[start of Page]

Guest Writer Spotlight: Fake news can’t fool new algorithm

From Holly Ober, University California Riverside/UCRToday

RIVERSIDE, Calif. (www.ucr.edu) — A University of California, Riverside, computer scientist has received reinforcements in his battle against fake news.

Snap Research, the research division of Snap, Inc., has made a $7,000 donation for Evangelos Papalexakis, an assistant professor of computer science and engineering in the Bourns College of Engineering, to continue improving an algorithm that can already detect fake news stories with 75 percent accuracy.

A new algorithm puts news articles into “data cubes,” breaks them down into clusters of data, and links articles that are similar across different contexts to put them in categories and determine if they are fake news.

The gift formalizes an ongoing project between Papalexakis’ Multi-Aspect Data Lab and Snap Research scientist Neil Shah to create an automated algorithm that sorts news stories into categories based on clusters of words and contextual information and flags them as potentially fake news. The algorithm could be used by social media platforms to help users make more informed decisions about the news they click on and share.

Most attempts to automate fake news detection rely on locating particular words, identifying URLs, or fact checking websites like Snopes. All require human input and evaluation.

Most research to date has focused on carefully handcrafted features that predict an article’s legitimacy. The methods require specialists to extract those features and depend on a large library of examples already labeled as fake news.

Papalexakis and Shah start with the hypothesis that news articles appearing frequently near each other across a wide variety of contexts are more likely to belong to the same category.

Papalexakis’ group developed a two-tiered algorithm using a method called “tensor decomposition” that exploits articles’ structure to avoid reliance on human expertise. Tensors are multi-dimensional cubes. They excel at modeling and analyzing data with many different components, called multi-aspect data.

[end of Page]

◆ Your objective: Write the next few paragraphs of the article on the fake-news detection algorithm, picking up after its last sentence. The rows that come next are drawn from a separate source.

[start of Entries shown]

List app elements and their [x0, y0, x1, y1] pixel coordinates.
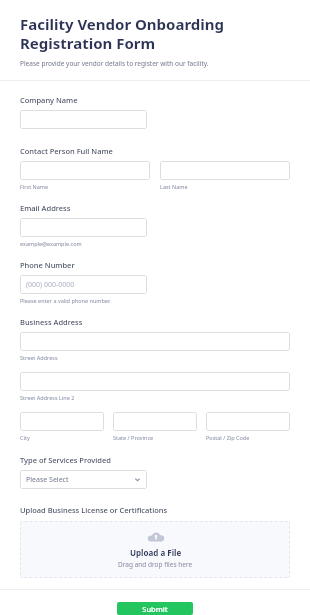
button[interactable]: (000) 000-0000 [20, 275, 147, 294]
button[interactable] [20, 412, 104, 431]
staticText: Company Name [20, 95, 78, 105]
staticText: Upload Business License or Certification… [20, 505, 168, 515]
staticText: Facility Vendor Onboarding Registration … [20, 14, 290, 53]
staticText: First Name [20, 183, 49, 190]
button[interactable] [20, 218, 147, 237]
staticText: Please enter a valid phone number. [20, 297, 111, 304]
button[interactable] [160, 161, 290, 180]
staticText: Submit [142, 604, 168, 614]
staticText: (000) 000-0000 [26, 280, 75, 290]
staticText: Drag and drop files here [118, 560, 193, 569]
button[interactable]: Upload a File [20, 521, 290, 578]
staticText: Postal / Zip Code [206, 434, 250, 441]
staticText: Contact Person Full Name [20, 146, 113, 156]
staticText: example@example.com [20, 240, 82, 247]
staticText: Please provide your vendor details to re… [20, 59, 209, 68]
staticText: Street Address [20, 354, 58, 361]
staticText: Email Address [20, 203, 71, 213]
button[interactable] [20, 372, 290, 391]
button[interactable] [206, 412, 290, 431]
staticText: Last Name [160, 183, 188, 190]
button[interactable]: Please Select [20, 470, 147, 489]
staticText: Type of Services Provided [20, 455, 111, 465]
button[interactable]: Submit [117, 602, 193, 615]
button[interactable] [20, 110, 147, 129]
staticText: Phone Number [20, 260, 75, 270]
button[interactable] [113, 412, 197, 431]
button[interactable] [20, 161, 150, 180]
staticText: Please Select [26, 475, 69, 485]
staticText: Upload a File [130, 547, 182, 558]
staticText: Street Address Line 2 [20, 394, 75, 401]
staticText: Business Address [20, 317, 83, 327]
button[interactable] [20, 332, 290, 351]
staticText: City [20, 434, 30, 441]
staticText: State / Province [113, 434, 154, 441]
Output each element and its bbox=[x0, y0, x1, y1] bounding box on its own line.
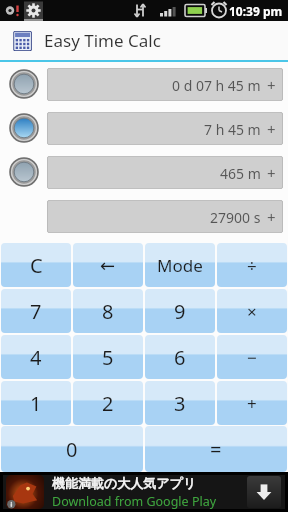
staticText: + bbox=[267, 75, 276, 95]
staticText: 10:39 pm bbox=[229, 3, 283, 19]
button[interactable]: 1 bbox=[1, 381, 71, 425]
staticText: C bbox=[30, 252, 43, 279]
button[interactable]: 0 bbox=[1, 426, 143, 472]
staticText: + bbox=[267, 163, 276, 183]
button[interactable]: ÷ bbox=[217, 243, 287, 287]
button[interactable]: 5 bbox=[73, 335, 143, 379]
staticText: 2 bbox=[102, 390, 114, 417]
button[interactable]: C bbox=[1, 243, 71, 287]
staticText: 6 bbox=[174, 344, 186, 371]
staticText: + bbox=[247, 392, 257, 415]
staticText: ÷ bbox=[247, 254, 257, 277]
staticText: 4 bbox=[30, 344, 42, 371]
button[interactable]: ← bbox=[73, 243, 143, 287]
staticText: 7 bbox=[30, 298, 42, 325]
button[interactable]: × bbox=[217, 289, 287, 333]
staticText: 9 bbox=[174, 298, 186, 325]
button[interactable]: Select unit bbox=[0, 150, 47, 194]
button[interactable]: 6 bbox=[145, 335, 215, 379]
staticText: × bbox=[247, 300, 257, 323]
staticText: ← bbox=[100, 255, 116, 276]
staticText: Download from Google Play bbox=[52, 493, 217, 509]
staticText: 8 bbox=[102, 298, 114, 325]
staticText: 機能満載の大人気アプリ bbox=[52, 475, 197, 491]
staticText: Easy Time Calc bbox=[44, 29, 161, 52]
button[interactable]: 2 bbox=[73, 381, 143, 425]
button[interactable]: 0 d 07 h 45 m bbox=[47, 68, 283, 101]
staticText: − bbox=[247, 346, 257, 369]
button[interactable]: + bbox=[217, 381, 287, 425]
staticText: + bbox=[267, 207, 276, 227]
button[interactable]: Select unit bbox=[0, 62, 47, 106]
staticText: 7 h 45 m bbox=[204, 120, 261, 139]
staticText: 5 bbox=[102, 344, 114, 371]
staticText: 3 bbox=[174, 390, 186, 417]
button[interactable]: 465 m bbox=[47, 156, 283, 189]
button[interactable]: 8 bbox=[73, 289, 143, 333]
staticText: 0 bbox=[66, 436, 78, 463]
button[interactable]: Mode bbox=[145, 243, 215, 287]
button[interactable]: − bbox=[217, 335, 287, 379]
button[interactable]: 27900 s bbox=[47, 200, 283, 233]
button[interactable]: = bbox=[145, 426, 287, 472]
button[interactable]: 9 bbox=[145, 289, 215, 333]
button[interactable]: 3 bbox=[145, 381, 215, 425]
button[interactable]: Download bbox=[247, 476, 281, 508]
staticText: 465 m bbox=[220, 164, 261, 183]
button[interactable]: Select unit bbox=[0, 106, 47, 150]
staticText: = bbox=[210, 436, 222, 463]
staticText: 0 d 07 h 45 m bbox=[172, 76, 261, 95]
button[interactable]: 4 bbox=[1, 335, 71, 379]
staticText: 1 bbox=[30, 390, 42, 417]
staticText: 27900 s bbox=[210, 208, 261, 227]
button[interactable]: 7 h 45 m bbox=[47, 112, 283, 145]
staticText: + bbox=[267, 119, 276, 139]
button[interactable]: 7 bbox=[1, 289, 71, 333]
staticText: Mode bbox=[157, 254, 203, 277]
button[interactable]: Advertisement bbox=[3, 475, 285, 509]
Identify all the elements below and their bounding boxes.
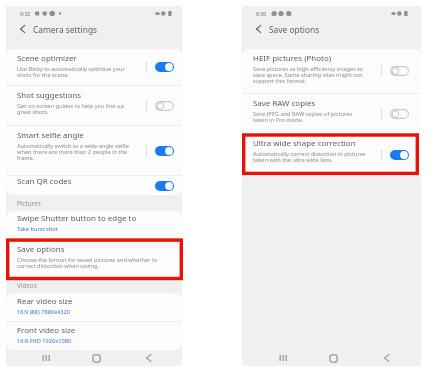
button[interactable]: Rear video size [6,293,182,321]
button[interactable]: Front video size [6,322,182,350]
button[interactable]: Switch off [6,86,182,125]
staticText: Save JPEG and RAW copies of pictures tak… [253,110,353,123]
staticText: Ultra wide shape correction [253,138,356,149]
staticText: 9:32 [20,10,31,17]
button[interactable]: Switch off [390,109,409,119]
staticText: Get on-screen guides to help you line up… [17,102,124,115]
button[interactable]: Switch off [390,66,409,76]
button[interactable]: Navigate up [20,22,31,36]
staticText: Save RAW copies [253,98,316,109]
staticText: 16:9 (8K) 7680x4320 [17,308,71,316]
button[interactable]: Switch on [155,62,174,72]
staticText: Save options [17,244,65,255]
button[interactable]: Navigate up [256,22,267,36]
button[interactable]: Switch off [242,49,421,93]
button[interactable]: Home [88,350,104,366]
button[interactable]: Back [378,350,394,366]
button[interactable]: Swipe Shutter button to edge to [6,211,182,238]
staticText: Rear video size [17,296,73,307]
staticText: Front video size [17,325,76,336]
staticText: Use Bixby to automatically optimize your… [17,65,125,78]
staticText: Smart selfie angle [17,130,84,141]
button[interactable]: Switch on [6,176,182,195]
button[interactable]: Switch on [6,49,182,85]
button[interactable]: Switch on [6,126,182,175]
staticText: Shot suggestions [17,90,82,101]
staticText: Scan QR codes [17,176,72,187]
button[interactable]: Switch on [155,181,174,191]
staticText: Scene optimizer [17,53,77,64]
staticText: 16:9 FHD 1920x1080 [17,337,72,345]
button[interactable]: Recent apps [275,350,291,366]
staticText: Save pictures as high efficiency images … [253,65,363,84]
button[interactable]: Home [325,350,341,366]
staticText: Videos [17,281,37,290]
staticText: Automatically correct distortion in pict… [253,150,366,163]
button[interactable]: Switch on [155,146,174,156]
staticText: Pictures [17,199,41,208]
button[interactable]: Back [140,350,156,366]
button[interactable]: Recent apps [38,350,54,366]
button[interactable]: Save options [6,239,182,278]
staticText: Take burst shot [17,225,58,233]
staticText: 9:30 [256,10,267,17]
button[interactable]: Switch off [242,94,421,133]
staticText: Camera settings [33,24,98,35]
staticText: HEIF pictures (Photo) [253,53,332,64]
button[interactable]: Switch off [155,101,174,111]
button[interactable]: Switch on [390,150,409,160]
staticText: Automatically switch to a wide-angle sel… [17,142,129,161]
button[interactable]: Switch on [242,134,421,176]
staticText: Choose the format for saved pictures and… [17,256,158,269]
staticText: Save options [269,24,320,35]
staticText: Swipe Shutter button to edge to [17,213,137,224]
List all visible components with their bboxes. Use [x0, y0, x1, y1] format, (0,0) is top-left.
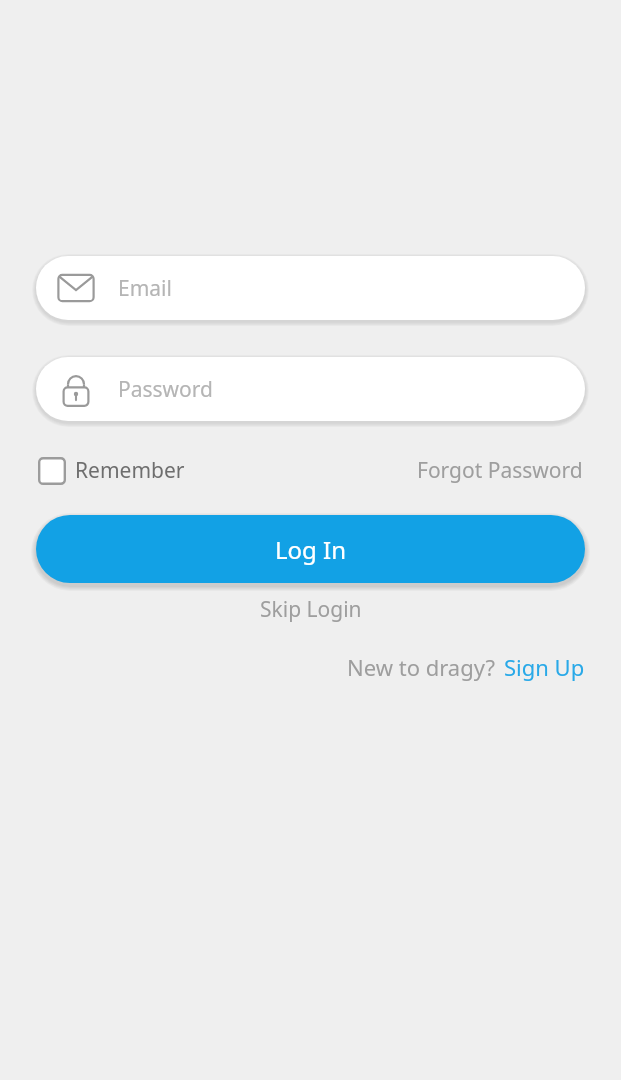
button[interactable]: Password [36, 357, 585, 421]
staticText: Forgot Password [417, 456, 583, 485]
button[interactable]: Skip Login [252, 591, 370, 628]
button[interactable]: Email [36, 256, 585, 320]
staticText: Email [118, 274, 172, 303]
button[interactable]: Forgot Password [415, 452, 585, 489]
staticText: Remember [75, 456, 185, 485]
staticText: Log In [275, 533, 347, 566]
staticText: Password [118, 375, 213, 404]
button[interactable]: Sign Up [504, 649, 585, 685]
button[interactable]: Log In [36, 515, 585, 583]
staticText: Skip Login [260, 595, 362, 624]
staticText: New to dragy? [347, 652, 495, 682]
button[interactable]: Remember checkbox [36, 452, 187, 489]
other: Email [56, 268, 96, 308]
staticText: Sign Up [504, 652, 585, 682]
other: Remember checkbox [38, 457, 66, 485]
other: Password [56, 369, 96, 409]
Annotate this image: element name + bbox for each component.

[end of Entries shown]

◆ Output of the task:
For instance, in online social networks, people interact with one another in a variety of ways: they message each other, they post on one another’s pages, and so on. All these interactions are parts of the same social network, and can be modeled as a tensor “data cube” composed of person, person, and means of interaction.

The researchers use a tensor to model the content of the article and map words spatially within the article. For each article they count how many times two particular words occur within a window of five to 10 words.

Tensor decomposition uncovers patterns by breaking the tensor into elementary pieces of data, each one representing a pattern, or topic. The group’s previous work showed that these topics successfully cluster misinforming articles.

In the first tier of the algorithm tensor decomposition represents the data compactly in a space that brings possibly fake articles close together. The second tier connects two articles if they are close to each other in the space computed by the tensor decomposition.

Next, “semi-supervised” machine learning is applied on the graphs. The method requires a small base knowledge of articles labeled by people, from which it learns and sorts other articles. But the approach requires far fewer human-annotated articles than current methods.

The team members put three sets of articles— two public datasets and their own collection of 63,000 news articles— through their algorithm and found that it accurately sorted articles into fake news categories 75 percent of the time. The result compares favorably to approaches that require a large number of human-labeled articles.

The gift from Snap Research enhances the team’s efforts to develop more robust and eventually fully automated techniques for identifying misinformation.

Social media companies could use the finished algorithm to filter misinformation out of user newsfeeds. Papalexakis would prefer that social media platforms flag articles rather than omit them, so that users can make more informed decisions about which articles to read and share.

Tensor decomposition is a major research thrust at the Multi-Aspect Data Lab, which has received funding from Naval Sea Systems Command, Naval Engineering Education Consortium, the National Science Foundation, and Adobe.

In addition to Papalexakis and Shah, UC Riverside computer science master’s student Gisel Bastidas Guacho and doctoral student Sara Abdali are working on the project. The group’s latest paper, “Semi-supervised Content-based Detection of Misinformation via Tensor Embeddings,” is available on the arXiv.org pre-print server and will appear at the 2018 IEEE/ACM International Conference on Advances in Social Networks Analysis and Mining in August this year, in Barcelona, Spain.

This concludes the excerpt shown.